[Data entries]
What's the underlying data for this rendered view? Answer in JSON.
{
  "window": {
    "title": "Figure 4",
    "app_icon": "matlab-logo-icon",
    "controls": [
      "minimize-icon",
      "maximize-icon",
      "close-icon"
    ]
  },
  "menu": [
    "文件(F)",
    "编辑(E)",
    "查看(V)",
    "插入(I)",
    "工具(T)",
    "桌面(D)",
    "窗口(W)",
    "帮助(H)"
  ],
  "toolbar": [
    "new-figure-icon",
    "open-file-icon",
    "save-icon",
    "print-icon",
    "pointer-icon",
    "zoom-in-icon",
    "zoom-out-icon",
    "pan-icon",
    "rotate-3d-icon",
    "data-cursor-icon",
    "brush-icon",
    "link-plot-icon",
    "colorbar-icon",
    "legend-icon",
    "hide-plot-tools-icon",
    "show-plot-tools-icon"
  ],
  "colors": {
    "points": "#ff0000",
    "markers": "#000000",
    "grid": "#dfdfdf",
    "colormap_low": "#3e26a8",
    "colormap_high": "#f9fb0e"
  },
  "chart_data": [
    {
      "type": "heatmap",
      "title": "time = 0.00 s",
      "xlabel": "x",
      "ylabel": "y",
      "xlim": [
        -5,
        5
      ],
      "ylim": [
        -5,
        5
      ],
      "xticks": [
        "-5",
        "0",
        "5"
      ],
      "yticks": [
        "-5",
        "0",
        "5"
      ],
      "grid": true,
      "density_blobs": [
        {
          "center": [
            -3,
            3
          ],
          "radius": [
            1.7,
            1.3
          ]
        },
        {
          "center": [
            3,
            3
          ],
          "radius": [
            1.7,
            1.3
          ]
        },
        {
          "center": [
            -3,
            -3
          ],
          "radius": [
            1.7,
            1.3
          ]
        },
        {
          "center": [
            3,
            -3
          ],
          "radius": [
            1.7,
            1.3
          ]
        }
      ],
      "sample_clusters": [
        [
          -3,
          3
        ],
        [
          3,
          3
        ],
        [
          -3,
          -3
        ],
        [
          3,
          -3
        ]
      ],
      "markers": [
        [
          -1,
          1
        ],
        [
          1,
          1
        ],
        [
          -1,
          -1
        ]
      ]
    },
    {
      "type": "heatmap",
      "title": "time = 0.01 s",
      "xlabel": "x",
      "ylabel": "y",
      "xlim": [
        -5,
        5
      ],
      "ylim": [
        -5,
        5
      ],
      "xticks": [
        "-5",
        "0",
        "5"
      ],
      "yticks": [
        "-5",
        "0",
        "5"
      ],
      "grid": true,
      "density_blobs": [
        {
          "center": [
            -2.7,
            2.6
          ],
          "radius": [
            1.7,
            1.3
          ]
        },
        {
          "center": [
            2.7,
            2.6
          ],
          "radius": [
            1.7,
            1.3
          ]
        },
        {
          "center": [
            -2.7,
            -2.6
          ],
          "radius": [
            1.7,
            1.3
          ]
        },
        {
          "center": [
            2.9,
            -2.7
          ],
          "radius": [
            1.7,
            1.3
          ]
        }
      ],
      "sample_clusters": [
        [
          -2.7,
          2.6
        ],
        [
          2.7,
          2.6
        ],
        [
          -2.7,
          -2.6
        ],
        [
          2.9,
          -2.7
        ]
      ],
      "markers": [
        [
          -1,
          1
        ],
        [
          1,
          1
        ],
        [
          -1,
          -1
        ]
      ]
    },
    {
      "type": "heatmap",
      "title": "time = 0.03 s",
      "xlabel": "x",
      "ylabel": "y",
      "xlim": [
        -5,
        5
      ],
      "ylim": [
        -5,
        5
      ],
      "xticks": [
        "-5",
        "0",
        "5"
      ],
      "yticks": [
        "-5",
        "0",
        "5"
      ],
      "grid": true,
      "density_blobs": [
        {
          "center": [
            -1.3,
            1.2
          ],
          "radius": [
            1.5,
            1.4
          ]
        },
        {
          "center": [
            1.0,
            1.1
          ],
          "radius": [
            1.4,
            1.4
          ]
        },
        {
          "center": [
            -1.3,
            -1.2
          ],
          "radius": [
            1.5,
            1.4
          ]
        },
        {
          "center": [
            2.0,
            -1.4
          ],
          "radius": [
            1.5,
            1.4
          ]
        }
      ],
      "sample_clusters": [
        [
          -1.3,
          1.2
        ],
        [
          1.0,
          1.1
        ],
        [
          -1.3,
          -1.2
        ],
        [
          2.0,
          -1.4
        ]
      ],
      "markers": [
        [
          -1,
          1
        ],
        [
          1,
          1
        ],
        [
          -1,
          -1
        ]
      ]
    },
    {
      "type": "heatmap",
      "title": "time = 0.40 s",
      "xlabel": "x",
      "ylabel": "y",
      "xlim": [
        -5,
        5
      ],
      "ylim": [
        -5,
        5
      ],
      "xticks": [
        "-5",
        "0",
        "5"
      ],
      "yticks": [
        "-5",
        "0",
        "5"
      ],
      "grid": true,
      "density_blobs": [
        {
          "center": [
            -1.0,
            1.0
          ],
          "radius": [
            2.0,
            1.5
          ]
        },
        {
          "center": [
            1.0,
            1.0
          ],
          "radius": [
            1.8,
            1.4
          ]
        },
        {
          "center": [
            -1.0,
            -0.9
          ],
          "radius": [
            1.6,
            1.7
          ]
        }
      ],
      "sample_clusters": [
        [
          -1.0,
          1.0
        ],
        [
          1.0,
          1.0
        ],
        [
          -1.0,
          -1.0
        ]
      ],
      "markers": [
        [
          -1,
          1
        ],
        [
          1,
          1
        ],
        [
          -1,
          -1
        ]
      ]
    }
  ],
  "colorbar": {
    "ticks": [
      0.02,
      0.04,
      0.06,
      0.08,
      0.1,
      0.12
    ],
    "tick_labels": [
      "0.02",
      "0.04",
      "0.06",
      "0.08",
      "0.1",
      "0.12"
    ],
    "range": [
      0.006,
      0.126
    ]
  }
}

What you will do | Please set down each line of the records exactly as given.

Full output |
What's the underlying data for this rendered view? Answer in JSON.
{
  "window": {
    "title": "Figure 4",
    "app_icon": "matlab-logo-icon",
    "controls": [
      "minimize-icon",
      "maximize-icon",
      "close-icon"
    ]
  },
  "menu": [
    "文件(F)",
    "编辑(E)",
    "查看(V)",
    "插入(I)",
    "工具(T)",
    "桌面(D)",
    "窗口(W)",
    "帮助(H)"
  ],
  "toolbar": [
    "new-figure-icon",
    "open-file-icon",
    "save-icon",
    "print-icon",
    "pointer-icon",
    "zoom-in-icon",
    "zoom-out-icon",
    "pan-icon",
    "rotate-3d-icon",
    "data-cursor-icon",
    "brush-icon",
    "link-plot-icon",
    "colorbar-icon",
    "legend-icon",
    "hide-plot-tools-icon",
    "show-plot-tools-icon"
  ],
  "colors": {
    "points": "#ff0000",
    "markers": "#000000",
    "grid": "#dfdfdf",
    "colormap_low": "#3e26a8",
    "colormap_high": "#f9fb0e"
  },
  "chart_data": [
    {
      "type": "heatmap",
      "title": "time = 0.00 s",
      "xlabel": "x",
      "ylabel": "y",
      "xlim": [
        -5,
        5
      ],
      "ylim": [
        -5,
        5
      ],
      "xticks": [
        "-5",
        "0",
        "5"
      ],
      "yticks": [
        "-5",
        "0",
        "5"
      ],
      "grid": true,
      "density_blobs": [
        {
          "center": [
            -3,
            3
          ],
          "radius": [
            1.7,
            1.3
          ]
        },
        {
          "center": [
            3,
            3
          ],
          "radius": [
            1.7,
            1.3
          ]
        },
        {
          "center": [
            -3,
            -3
          ],
          "radius": [
            1.7,
            1.3
          ]
        },
        {
          "center": [
            3,
            -3
          ],
          "radius": [
            1.7,
            1.3
          ]
        }
      ],
      "sample_clusters": [
        [
          -3,
          3
        ],
        [
          3,
          3
        ],
        [
          -3,
          -3
        ],
        [
          3,
          -3
        ]
      ],
      "markers": [
        [
          -1,
          1
        ],
        [
          1,
          1
        ],
        [
          -1,
          -1
        ]
      ]
    },
    {
      "type": "heatmap",
      "title": "time = 0.01 s",
      "xlabel": "x",
      "ylabel": "y",
      "xlim": [
        -5,
        5
      ],
      "ylim": [
        -5,
        5
      ],
      "xticks": [
        "-5",
        "0",
        "5"
      ],
      "yticks": [
        "-5",
        "0",
        "5"
      ],
      "grid": true,
      "density_blobs": [
        {
          "center": [
            -2.7,
            2.6
          ],
          "radius": [
            1.7,
            1.3
          ]
        },
        {
          "center": [
            2.7,
            2.6
          ],
          "radius": [
            1.7,
            1.3
          ]
        },
        {
          "center": [
            -2.7,
            -2.6
          ],
          "radius": [
            1.7,
            1.3
          ]
        },
        {
          "center": [
            2.9,
            -2.7
          ],
          "radius": [
            1.7,
            1.3
          ]
        }
      ],
      "sample_clusters": [
        [
          -2.7,
          2.6
        ],
        [
          2.7,
          2.6
        ],
        [
          -2.7,
          -2.6
        ],
        [
          2.9,
          -2.7
        ]
      ],
      "markers": [
        [
          -1,
          1
        ],
        [
          1,
          1
        ],
        [
          -1,
          -1
        ]
      ]
    },
    {
      "type": "heatmap",
      "title": "time = 0.03 s",
      "xlabel": "x",
      "ylabel": "y",
      "xlim": [
        -5,
        5
      ],
      "ylim": [
        -5,
        5
      ],
      "xticks": [
        "-5",
        "0",
        "5"
      ],
      "yticks": [
        "-5",
        "0",
        "5"
      ],
      "grid": true,
      "density_blobs": [
        {
          "center": [
            -1.3,
            1.2
          ],
          "radius": [
            1.5,
            1.4
          ]
        },
        {
          "center": [
            1.0,
            1.1
          ],
          "radius": [
            1.4,
            1.4
          ]
        },
        {
          "center": [
            -1.3,
            -1.2
          ],
          "radius": [
            1.5,
            1.4
          ]
        },
        {
          "center": [
            2.0,
            -1.4
          ],
          "radius": [
            1.5,
            1.4
          ]
        }
      ],
      "sample_clusters": [
        [
          -1.3,
          1.2
        ],
        [
          1.0,
          1.1
        ],
        [
          -1.3,
          -1.2
        ],
        [
          2.0,
          -1.4
        ]
      ],
      "markers": [
        [
          -1,
          1
        ],
        [
          1,
          1
        ],
        [
          -1,
          -1
        ]
      ]
    },
    {
      "type": "heatmap",
      "title": "time = 0.40 s",
      "xlabel": "x",
      "ylabel": "y",
      "xlim": [
        -5,
        5
      ],
      "ylim": [
        -5,
        5
      ],
      "xticks": [
        "-5",
        "0",
        "5"
      ],
      "yticks": [
        "-5",
        "0",
        "5"
      ],
      "grid": true,
      "density_blobs": [
        {
          "center": [
            -1.0,
            1.0
          ],
          "radius": [
            2.0,
            1.5
          ]
        },
        {
          "center": [
            1.0,
            1.0
          ],
          "radius": [
            1.8,
            1.4
          ]
        },
        {
          "center": [
            -1.0,
            -0.9
          ],
          "radius": [
            1.6,
            1.7
          ]
        }
      ],
      "sample_clusters": [
        [
          -1.0,
          1.0
        ],
        [
          1.0,
          1.0
        ],
        [
          -1.0,
          -1.0
        ]
      ],
      "markers": [
        [
          -1,
          1
        ],
        [
          1,
          1
        ],
        [
          -1,
          -1
        ]
      ]
    }
  ],
  "colorbar": {
    "ticks": [
      0.02,
      0.04,
      0.06,
      0.08,
      0.1,
      0.12
    ],
    "tick_labels": [
      "0.02",
      "0.04",
      "0.06",
      "0.08",
      "0.1",
      "0.12"
    ],
    "range": [
      0.006,
      0.126
    ]
  }
}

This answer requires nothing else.